• _Directions for this task_
Render the data as a JSON list of strings, one string per line and blank lines omitted, starting at the first line and ending at the line that contains "q7-stem: 7．正比例函数 y=2x".

Part of a data file
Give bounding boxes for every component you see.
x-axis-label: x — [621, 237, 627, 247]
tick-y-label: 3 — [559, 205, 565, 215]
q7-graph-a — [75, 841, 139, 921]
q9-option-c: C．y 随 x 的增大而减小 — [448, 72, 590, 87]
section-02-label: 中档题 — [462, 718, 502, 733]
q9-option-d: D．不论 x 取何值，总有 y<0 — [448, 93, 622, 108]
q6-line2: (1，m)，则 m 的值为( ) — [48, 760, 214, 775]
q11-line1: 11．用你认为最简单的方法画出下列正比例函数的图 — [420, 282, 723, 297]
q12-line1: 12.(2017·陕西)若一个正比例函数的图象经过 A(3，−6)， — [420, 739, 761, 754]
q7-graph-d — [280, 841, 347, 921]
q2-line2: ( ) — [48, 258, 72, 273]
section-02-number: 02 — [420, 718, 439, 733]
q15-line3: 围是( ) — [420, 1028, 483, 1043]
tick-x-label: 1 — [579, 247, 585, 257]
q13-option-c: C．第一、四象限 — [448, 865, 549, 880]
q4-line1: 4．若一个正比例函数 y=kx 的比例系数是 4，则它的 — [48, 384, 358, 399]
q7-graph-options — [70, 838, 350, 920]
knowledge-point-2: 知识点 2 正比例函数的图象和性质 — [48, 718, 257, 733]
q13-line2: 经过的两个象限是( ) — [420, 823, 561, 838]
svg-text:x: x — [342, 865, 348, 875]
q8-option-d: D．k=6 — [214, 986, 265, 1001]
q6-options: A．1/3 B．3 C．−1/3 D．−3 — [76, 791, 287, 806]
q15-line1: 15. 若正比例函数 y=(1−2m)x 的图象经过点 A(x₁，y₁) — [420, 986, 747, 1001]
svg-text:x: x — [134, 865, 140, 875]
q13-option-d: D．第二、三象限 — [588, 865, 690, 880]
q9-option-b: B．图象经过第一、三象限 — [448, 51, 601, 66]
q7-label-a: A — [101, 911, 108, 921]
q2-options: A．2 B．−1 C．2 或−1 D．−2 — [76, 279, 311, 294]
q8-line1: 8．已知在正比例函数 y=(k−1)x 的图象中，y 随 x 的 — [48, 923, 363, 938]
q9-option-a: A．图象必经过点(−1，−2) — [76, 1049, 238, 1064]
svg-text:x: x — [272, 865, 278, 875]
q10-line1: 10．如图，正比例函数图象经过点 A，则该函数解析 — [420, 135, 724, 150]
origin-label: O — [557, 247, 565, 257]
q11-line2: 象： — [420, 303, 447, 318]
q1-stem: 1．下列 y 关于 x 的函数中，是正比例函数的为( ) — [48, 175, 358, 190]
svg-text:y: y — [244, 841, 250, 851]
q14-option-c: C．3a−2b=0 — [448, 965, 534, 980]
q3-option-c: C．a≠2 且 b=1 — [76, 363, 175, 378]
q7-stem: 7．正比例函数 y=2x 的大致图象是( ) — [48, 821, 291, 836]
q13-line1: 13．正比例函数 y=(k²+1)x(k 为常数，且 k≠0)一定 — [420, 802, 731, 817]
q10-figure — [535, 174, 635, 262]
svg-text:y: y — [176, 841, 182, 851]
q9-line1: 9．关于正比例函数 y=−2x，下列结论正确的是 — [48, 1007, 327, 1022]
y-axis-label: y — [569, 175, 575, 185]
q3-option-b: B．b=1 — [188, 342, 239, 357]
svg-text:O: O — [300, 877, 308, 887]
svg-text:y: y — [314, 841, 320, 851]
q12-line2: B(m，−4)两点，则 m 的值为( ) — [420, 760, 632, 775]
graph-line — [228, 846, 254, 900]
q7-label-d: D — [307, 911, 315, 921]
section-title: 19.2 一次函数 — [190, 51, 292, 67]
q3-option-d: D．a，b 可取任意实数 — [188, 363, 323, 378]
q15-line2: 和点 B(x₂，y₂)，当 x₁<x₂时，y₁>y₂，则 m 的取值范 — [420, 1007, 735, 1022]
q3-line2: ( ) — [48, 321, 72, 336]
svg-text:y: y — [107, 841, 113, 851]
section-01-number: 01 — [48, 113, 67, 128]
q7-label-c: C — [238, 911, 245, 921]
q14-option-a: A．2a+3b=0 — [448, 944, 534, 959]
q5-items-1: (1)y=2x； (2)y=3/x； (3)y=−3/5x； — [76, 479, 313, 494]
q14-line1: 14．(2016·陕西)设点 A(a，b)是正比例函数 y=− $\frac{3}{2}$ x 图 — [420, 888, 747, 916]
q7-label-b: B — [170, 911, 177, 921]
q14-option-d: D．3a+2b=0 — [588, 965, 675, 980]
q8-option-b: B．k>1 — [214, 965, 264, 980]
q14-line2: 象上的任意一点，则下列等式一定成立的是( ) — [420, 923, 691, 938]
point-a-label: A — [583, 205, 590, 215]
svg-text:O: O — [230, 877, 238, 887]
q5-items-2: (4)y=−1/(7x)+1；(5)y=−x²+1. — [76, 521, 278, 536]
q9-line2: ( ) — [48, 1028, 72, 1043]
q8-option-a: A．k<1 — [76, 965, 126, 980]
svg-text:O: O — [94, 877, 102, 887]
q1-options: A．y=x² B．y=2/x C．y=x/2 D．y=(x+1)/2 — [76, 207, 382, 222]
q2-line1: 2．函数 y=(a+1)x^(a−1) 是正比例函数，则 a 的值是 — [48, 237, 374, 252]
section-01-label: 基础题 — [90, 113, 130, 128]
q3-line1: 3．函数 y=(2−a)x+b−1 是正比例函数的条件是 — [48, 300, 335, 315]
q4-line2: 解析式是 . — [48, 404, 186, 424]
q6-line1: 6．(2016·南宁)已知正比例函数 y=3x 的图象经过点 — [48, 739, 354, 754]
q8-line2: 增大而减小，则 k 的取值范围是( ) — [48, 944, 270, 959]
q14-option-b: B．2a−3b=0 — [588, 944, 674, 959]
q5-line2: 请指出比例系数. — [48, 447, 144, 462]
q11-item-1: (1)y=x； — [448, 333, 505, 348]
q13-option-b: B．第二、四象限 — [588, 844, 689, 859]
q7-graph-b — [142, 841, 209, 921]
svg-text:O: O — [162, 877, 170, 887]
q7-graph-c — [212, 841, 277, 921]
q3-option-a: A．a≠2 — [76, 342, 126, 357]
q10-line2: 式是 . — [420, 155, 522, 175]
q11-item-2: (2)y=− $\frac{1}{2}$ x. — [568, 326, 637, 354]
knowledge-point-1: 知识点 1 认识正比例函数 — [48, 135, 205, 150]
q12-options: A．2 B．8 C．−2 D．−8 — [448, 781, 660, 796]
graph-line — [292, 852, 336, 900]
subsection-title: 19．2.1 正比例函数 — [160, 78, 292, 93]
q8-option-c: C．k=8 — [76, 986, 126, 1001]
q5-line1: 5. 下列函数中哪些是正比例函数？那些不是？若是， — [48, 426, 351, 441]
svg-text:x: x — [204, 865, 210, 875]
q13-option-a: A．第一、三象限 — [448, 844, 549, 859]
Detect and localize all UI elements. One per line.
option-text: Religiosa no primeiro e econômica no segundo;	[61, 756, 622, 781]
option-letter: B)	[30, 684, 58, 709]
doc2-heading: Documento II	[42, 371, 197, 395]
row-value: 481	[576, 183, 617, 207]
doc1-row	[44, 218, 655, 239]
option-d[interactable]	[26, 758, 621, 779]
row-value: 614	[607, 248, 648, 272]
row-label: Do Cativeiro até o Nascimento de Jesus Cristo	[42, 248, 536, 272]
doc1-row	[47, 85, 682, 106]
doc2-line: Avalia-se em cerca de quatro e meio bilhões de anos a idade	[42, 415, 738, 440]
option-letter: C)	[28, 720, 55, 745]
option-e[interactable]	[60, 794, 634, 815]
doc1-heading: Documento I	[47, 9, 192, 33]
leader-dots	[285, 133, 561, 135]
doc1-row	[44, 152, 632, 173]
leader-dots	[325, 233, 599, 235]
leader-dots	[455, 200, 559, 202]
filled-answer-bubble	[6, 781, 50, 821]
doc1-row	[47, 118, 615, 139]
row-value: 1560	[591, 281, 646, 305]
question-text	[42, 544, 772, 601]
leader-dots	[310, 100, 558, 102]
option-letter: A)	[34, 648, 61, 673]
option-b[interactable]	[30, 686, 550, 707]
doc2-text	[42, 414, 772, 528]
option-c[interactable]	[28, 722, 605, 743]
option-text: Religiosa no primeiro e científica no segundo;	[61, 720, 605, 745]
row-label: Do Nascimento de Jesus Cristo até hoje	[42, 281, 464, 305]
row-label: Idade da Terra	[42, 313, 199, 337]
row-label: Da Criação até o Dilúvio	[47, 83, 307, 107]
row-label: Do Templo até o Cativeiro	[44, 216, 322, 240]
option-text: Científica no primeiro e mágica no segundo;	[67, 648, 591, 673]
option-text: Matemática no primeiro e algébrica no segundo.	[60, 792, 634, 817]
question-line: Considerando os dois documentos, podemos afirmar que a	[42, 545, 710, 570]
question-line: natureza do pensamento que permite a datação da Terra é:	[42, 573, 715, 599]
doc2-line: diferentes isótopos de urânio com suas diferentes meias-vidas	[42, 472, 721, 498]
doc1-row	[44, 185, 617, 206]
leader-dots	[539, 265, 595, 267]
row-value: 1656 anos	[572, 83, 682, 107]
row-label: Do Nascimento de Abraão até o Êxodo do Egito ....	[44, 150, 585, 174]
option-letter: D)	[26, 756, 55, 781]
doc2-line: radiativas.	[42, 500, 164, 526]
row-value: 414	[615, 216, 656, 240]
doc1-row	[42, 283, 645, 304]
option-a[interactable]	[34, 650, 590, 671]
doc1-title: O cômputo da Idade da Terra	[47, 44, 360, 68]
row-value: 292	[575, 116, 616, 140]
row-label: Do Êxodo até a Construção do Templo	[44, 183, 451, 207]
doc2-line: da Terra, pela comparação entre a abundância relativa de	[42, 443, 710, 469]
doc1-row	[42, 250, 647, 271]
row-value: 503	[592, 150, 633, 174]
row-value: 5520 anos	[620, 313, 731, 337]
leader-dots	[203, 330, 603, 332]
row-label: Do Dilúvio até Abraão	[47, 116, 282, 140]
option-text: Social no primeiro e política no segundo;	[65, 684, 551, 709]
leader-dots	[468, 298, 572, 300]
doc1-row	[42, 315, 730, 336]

• _Output below_
[
  "Give bounding boxes for every component you see.",
  "x-axis-label: x — [621, 237, 627, 247]",
  "tick-y-label: 3 — [559, 205, 565, 215]",
  "q7-graph-a — [75, 841, 139, 921]",
  "q9-option-c: C．y 随 x 的增大而减小 — [448, 72, 590, 87]",
  "section-02-label: 中档题 — [462, 718, 502, 733]",
  "q9-option-d: D．不论 x 取何值，总有 y<0 — [448, 93, 622, 108]",
  "q6-line2: (1，m)，则 m 的值为( ) — [48, 760, 214, 775]",
  "q11-line1: 11．用你认为最简单的方法画出下列正比例函数的图 — [420, 282, 723, 297]",
  "q12-line1: 12.(2017·陕西)若一个正比例函数的图象经过 A(3，−6)， — [420, 739, 761, 754]",
  "q7-graph-d — [280, 841, 347, 921]",
  "q2-line2: ( ) — [48, 258, 72, 273]",
  "section-02-number: 02 — [420, 718, 439, 733]",
  "q15-line3: 围是( ) — [420, 1028, 483, 1043]",
  "tick-x-label: 1 — [579, 247, 585, 257]",
  "q13-option-c: C．第一、四象限 — [448, 865, 549, 880]",
  "q4-line1: 4．若一个正比例函数 y=kx 的比例系数是 4，则它的 — [48, 384, 358, 399]",
  "q7-graph-options — [70, 838, 350, 920]",
  "knowledge-point-2: 知识点 2 正比例函数的图象和性质 — [48, 718, 257, 733]",
  "q13-line2: 经过的两个象限是( ) — [420, 823, 561, 838]",
  "svg-text:x: x — [342, 865, 348, 875]",
  "q8-option-d: D．k=6 — [214, 986, 265, 1001]",
  "q6-options: A．1/3 B．3 C．−1/3 D．−3 — [76, 791, 287, 806]",
  "q15-line1: 15. 若正比例函数 y=(1−2m)x 的图象经过点 A(x₁，y₁) — [420, 986, 747, 1001]",
  "svg-text:x: x — [134, 865, 140, 875]",
  "q13-option-d: D．第二、三象限 — [588, 865, 690, 880]",
  "q9-option-b: B．图象经过第一、三象限 — [448, 51, 601, 66]",
  "q7-label-a: A — [101, 911, 108, 921]",
  "q2-options: A．2 B．−1 C．2 或−1 D．−2 — [76, 279, 311, 294]",
  "q8-line1: 8．已知在正比例函数 y=(k−1)x 的图象中，y 随 x 的 — [48, 923, 363, 938]",
  "q9-option-a: A．图象必经过点(−1，−2) — [76, 1049, 238, 1064]",
  "svg-text:x: x — [272, 865, 278, 875]",
  "q10-line1: 10．如图，正比例函数图象经过点 A，则该函数解析 — [420, 135, 724, 150]",
  "origin-label: O — [557, 247, 565, 257]",
  "q11-line2: 象： — [420, 303, 447, 318]",
  "q1-stem: 1．下列 y 关于 x 的函数中，是正比例函数的为( ) — [48, 175, 358, 190]",
  "svg-text:y: y — [244, 841, 250, 851]",
  "q14-option-c: C．3a−2b=0 — [448, 965, 534, 980]",
  "q3-option-c: C．a≠2 且 b=1 — [76, 363, 175, 378]",
  "q7-stem: 7．正比例函数 y=2x 的大致图象是( ) — [48, 821, 291, 836]"
]